▶ RECORDS SHOWN
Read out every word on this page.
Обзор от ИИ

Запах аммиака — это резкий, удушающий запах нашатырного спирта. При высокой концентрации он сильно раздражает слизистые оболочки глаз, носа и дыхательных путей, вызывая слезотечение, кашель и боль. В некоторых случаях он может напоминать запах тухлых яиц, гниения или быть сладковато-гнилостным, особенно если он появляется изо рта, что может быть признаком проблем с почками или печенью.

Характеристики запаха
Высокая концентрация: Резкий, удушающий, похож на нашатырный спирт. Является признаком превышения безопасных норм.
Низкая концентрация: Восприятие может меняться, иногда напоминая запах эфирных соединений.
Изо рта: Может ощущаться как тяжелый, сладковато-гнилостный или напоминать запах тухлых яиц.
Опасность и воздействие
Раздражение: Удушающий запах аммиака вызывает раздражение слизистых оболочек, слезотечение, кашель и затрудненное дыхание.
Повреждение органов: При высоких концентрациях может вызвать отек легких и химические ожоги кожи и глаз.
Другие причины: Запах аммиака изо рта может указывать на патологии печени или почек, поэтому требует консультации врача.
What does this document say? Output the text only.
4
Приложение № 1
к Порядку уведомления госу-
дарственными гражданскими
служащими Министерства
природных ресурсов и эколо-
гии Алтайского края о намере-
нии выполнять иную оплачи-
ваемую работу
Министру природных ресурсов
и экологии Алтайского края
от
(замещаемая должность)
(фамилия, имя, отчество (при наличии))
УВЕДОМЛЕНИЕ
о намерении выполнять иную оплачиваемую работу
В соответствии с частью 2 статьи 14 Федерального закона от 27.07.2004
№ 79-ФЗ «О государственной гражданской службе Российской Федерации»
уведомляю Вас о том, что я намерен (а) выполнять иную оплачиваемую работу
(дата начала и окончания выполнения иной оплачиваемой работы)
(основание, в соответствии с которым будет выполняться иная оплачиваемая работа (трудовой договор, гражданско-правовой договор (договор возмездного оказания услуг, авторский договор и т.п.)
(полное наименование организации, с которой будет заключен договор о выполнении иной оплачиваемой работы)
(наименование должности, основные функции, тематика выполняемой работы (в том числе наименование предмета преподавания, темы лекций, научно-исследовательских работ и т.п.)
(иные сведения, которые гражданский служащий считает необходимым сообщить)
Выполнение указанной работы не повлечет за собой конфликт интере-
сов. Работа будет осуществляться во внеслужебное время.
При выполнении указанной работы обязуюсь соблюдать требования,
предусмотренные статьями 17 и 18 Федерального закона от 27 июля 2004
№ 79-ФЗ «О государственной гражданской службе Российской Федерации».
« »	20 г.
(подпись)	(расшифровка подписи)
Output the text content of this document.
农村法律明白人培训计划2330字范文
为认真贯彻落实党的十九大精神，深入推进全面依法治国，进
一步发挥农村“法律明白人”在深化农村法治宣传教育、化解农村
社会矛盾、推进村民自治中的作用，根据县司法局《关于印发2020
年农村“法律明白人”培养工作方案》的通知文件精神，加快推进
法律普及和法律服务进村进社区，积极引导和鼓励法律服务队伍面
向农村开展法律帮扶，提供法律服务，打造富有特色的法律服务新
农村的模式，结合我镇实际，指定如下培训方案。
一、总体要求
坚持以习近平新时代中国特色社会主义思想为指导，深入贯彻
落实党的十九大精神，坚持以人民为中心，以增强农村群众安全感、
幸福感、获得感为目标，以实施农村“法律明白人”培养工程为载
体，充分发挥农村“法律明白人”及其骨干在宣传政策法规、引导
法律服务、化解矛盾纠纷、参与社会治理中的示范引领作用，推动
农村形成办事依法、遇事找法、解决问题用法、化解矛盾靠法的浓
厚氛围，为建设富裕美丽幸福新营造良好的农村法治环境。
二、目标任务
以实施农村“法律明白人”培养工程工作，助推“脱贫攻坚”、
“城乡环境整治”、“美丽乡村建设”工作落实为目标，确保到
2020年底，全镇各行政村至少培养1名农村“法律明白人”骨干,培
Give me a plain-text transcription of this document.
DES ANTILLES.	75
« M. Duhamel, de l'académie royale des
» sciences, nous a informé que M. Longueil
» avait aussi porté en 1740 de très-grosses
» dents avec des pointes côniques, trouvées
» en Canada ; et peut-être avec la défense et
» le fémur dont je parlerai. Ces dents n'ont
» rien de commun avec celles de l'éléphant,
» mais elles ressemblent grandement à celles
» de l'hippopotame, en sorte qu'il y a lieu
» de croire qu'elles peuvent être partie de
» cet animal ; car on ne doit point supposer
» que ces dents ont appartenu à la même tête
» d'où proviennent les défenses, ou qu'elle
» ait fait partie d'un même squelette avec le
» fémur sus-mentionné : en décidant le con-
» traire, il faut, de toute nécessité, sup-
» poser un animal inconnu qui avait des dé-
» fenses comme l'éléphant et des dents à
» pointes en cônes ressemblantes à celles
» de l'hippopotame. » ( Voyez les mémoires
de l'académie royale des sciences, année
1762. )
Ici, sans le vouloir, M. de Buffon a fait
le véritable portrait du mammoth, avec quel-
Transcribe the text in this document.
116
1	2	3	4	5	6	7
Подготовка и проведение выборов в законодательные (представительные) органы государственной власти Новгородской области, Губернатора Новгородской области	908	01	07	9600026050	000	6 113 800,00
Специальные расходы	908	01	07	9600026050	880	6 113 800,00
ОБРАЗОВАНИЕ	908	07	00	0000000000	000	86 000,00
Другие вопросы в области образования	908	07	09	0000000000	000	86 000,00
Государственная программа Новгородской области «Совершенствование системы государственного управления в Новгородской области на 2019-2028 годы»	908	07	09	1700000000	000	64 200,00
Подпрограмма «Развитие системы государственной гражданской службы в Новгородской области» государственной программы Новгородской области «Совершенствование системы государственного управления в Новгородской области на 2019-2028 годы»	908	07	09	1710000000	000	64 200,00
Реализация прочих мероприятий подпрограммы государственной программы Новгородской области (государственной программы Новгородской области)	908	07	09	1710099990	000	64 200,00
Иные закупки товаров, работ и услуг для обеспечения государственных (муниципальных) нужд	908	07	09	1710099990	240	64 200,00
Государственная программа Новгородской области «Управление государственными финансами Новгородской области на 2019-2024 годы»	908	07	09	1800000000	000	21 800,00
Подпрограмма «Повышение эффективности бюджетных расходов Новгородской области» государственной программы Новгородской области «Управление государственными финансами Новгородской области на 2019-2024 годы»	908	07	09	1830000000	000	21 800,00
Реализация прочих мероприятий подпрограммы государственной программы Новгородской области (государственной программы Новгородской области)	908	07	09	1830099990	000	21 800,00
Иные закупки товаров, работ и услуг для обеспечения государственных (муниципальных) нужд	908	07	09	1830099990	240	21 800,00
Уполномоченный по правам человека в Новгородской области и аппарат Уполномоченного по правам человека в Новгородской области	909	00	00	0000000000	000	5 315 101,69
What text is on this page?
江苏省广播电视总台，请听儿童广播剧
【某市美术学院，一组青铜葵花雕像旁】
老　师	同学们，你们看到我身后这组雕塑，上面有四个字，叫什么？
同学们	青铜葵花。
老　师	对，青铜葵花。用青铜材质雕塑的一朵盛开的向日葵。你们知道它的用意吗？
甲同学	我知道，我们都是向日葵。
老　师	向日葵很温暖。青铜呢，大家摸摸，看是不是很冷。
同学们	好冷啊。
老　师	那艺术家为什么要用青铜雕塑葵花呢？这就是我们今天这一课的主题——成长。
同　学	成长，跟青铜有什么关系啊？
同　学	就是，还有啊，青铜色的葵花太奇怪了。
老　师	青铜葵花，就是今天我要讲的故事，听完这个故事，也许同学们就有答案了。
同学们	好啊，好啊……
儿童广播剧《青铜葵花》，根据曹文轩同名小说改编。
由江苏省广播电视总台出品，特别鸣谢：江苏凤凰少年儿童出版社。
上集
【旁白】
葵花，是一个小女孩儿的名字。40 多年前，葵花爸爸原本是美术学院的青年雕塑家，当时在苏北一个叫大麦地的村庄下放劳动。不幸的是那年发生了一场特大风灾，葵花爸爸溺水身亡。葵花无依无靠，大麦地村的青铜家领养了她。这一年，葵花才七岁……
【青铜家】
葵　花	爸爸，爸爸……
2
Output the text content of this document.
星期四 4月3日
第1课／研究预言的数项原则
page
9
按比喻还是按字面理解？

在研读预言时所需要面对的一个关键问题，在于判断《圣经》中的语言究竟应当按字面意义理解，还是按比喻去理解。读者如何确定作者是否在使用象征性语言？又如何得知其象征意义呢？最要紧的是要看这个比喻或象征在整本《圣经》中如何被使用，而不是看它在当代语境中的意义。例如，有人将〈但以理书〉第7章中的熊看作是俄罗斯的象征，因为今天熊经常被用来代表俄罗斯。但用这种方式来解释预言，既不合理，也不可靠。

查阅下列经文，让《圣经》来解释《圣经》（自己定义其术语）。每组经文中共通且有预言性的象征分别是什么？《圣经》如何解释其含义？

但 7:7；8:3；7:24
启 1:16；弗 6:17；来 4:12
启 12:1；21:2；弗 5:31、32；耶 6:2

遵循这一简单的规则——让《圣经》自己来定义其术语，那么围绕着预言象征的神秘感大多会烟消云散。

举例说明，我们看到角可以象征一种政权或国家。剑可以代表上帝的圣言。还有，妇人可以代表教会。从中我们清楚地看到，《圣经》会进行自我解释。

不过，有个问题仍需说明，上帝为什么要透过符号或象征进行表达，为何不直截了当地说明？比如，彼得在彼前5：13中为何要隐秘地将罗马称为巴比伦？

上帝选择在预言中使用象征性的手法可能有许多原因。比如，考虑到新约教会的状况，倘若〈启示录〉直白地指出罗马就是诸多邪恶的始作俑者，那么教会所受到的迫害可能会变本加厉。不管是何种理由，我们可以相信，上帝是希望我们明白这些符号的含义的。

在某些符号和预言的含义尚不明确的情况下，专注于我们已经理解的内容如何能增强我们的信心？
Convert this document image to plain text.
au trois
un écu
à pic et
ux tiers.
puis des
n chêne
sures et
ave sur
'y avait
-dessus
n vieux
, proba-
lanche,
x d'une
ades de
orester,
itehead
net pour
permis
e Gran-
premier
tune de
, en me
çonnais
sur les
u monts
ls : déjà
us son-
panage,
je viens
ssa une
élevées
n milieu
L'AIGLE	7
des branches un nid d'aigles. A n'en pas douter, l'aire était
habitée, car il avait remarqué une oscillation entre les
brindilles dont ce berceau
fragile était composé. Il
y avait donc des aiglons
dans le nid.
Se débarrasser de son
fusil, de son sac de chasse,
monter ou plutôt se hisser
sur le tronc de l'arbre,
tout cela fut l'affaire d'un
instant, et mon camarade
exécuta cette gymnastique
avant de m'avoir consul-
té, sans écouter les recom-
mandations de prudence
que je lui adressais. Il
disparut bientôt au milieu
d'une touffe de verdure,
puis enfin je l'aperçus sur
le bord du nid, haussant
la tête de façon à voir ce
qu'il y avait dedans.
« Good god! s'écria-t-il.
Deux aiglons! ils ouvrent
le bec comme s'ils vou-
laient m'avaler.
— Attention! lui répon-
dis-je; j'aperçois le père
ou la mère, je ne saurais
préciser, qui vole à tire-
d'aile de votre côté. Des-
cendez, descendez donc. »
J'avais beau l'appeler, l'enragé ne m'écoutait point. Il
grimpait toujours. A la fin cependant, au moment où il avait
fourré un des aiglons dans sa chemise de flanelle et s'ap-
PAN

▶ GIVEN INSTRUCTION
Establish how many lines of the records contain the string "аммиака" and state that number without elaboration.

▶ EXERCISE OUTPUT
3